Set problem:
Write out the material exactly. Do not include the pictures.

Supplied information:
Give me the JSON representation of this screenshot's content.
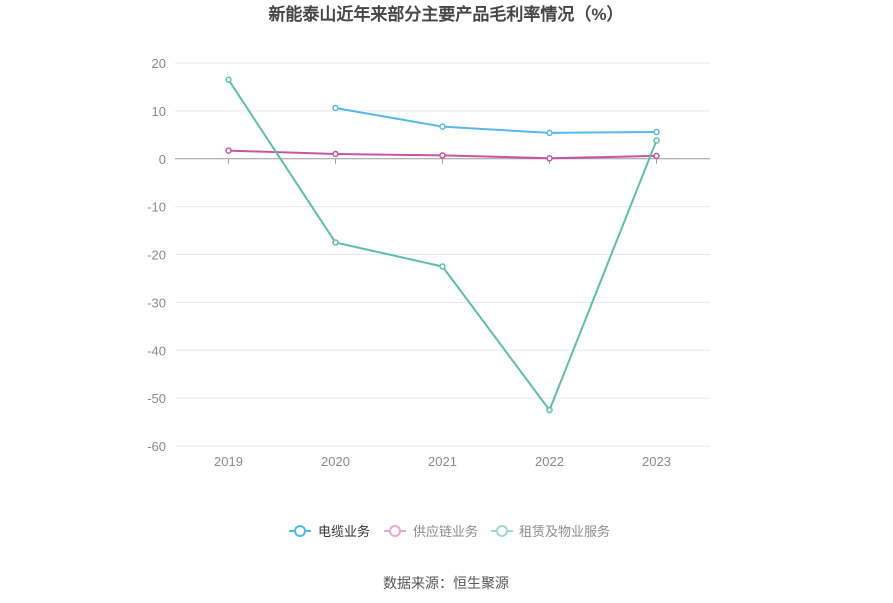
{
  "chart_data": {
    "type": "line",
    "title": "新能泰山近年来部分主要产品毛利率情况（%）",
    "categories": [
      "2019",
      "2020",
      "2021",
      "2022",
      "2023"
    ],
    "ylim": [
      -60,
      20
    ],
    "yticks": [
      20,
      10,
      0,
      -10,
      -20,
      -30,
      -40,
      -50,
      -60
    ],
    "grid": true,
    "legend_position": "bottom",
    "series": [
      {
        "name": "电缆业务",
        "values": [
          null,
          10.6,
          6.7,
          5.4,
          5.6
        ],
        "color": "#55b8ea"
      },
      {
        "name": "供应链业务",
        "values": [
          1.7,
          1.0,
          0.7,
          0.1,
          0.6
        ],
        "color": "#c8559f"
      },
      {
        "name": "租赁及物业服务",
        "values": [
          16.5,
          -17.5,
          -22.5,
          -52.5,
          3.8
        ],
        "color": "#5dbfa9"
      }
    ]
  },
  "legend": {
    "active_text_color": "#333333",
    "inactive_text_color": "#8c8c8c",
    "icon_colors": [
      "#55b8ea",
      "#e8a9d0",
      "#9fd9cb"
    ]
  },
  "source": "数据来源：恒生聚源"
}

Full answer:
Give me the JSON representation of this screenshot's content.
{
  "chart_data": {
    "type": "line",
    "title": "新能泰山近年来部分主要产品毛利率情况（%）",
    "categories": [
      "2019",
      "2020",
      "2021",
      "2022",
      "2023"
    ],
    "ylim": [
      -60,
      20
    ],
    "yticks": [
      20,
      10,
      0,
      -10,
      -20,
      -30,
      -40,
      -50,
      -60
    ],
    "grid": true,
    "legend_position": "bottom",
    "series": [
      {
        "name": "电缆业务",
        "values": [
          null,
          10.6,
          6.7,
          5.4,
          5.6
        ],
        "color": "#55b8ea"
      },
      {
        "name": "供应链业务",
        "values": [
          1.7,
          1.0,
          0.7,
          0.1,
          0.6
        ],
        "color": "#c8559f"
      },
      {
        "name": "租赁及物业服务",
        "values": [
          16.5,
          -17.5,
          -22.5,
          -52.5,
          3.8
        ],
        "color": "#5dbfa9"
      }
    ]
  },
  "legend": {
    "active_text_color": "#333333",
    "inactive_text_color": "#8c8c8c",
    "icon_colors": [
      "#55b8ea",
      "#e8a9d0",
      "#9fd9cb"
    ]
  },
  "source": "数据来源：恒生聚源"
}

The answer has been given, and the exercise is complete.